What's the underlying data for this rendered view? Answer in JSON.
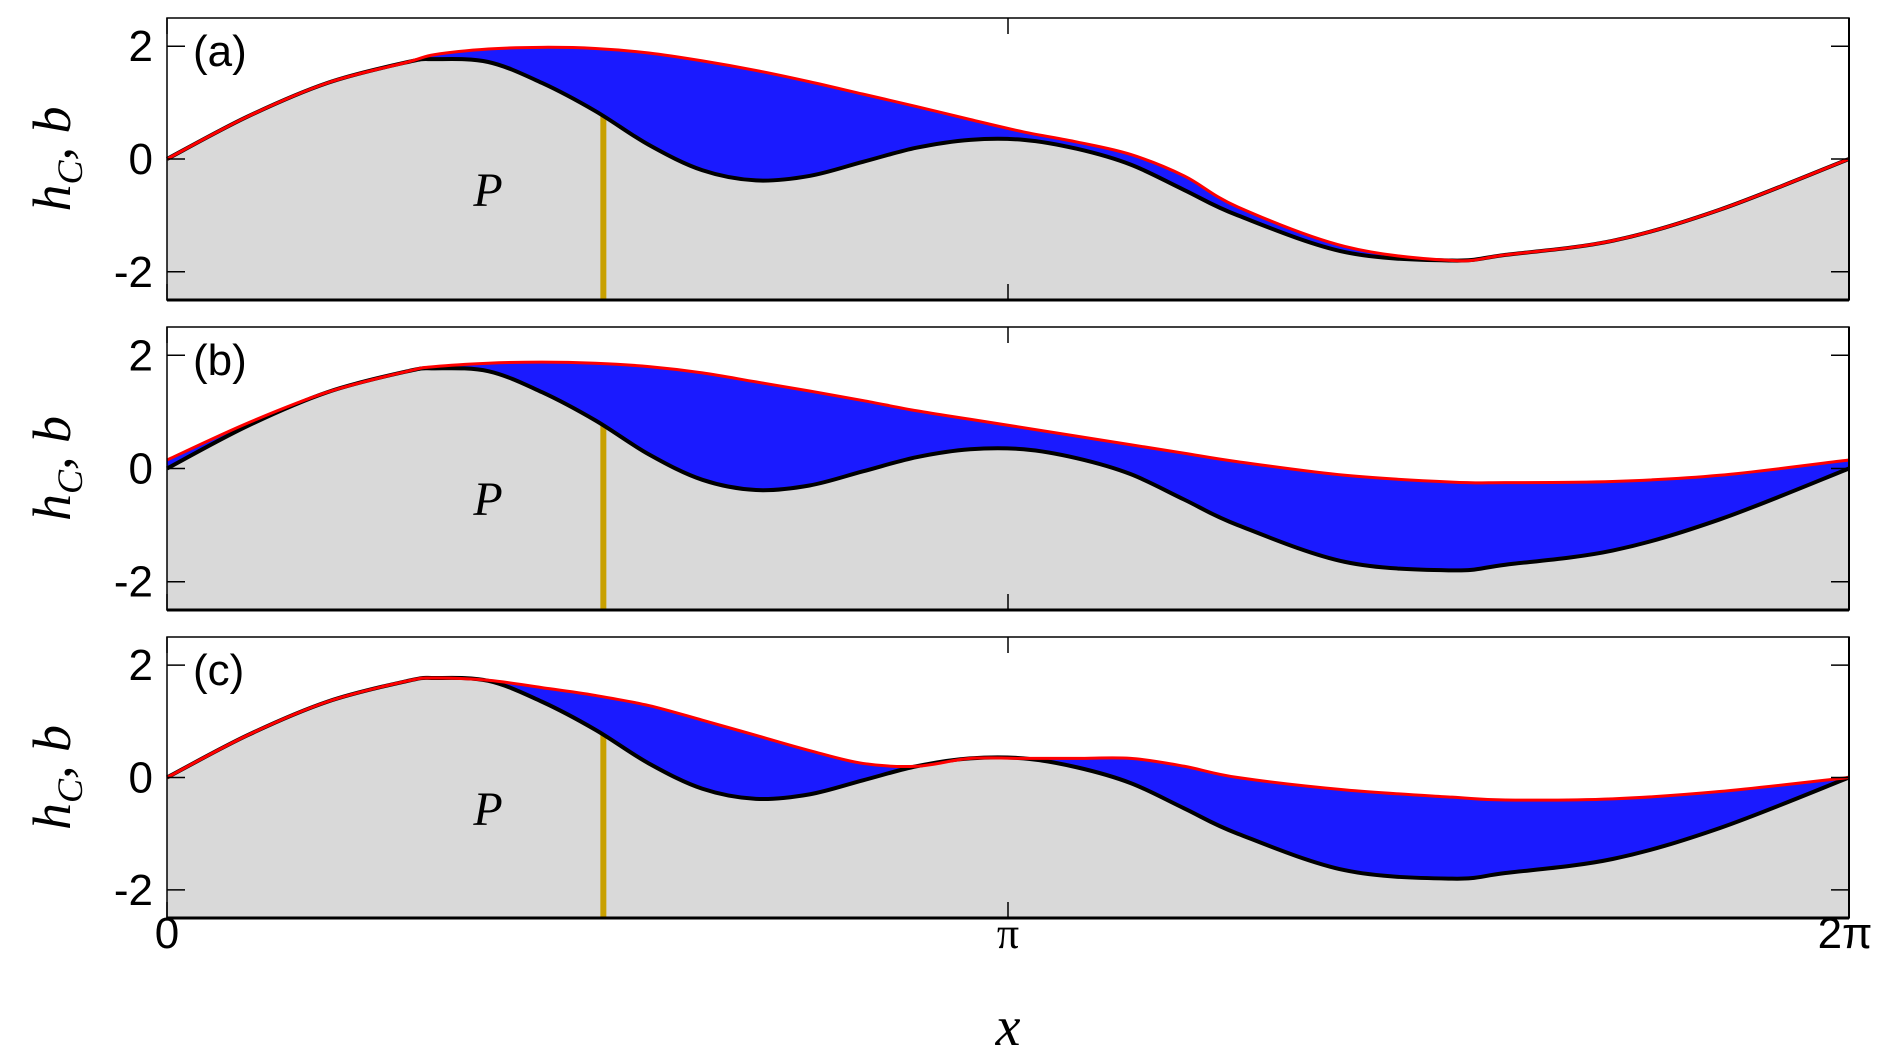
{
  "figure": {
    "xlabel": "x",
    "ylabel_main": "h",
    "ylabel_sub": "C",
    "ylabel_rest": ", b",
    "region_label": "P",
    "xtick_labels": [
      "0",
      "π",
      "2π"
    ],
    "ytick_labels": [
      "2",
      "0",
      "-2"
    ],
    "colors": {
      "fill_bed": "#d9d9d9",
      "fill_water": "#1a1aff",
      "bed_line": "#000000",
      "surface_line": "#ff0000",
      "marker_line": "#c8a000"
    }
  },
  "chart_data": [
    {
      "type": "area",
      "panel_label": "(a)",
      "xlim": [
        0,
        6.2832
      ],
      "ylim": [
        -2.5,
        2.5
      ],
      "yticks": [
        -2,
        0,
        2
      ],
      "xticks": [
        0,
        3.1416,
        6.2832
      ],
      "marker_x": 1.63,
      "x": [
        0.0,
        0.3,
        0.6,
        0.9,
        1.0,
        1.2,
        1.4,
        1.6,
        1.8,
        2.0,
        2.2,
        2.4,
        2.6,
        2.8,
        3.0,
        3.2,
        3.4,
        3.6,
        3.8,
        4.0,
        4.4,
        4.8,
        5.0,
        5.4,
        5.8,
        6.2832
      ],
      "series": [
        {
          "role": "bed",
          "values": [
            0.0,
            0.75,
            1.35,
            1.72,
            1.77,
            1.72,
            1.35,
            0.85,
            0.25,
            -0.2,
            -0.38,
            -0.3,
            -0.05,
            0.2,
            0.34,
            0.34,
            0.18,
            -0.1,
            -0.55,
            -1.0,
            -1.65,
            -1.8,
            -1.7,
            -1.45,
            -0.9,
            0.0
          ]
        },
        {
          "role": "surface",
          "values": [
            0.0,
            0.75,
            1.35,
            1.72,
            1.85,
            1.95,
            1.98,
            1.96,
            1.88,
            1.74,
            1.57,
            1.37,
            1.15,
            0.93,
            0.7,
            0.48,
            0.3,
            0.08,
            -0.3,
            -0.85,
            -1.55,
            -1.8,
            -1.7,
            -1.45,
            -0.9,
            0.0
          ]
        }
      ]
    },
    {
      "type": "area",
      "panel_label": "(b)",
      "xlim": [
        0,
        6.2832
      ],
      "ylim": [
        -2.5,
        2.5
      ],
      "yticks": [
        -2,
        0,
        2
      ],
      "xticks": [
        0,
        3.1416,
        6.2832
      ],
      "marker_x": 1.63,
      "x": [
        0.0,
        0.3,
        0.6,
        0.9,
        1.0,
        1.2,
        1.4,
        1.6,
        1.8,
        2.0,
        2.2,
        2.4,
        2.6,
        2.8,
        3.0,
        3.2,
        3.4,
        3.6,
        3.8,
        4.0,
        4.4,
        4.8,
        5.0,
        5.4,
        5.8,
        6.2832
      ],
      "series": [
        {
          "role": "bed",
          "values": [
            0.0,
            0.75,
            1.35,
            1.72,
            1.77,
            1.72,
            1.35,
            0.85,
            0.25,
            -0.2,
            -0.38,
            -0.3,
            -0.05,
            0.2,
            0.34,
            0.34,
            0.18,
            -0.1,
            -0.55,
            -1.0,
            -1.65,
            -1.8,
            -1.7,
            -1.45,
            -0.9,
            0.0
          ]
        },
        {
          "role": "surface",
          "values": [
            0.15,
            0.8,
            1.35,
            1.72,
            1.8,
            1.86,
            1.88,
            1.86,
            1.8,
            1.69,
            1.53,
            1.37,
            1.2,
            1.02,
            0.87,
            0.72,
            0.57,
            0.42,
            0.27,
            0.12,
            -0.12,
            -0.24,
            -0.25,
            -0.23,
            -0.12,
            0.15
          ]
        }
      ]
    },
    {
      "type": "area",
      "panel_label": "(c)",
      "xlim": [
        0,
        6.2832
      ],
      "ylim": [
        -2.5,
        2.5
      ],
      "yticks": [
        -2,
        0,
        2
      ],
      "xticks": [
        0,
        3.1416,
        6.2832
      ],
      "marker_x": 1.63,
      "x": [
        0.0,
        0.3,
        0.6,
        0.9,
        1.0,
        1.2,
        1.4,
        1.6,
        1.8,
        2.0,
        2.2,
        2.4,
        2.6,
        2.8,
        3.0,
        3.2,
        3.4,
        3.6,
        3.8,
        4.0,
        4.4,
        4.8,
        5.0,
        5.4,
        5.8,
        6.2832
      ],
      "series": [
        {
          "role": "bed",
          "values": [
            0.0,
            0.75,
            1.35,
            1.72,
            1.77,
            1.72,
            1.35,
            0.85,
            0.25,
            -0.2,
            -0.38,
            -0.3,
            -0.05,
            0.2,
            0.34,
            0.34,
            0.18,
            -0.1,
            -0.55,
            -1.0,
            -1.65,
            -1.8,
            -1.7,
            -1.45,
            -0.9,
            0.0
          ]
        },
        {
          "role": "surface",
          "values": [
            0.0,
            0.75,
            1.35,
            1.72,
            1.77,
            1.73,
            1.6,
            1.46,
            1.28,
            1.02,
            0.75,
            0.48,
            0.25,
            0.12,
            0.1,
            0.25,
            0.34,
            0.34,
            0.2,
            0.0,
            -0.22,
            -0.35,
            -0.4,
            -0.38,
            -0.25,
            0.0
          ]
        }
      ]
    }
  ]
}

...

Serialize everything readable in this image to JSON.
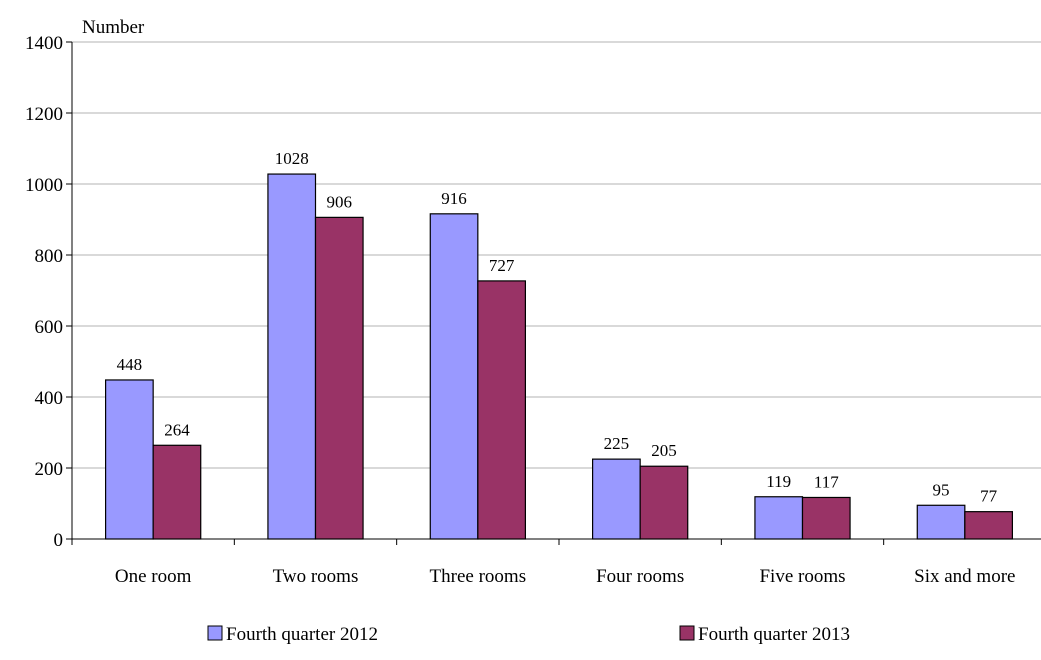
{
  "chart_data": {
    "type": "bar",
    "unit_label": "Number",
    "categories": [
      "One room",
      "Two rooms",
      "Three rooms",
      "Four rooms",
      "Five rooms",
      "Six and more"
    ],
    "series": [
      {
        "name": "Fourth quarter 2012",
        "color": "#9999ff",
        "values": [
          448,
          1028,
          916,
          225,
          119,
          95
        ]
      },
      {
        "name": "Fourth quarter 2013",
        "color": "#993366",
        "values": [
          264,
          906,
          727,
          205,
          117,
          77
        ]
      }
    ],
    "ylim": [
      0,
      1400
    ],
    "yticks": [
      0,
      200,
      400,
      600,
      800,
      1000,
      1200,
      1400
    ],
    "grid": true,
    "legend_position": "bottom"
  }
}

▶ _PROMPT_:
Look through the listing and extract every line with "quarter" in it.

▶ _EXERCISE RESPONSE_:
        "name": "Fourth quarter 2012",
        "name": "Fourth quarter 2013",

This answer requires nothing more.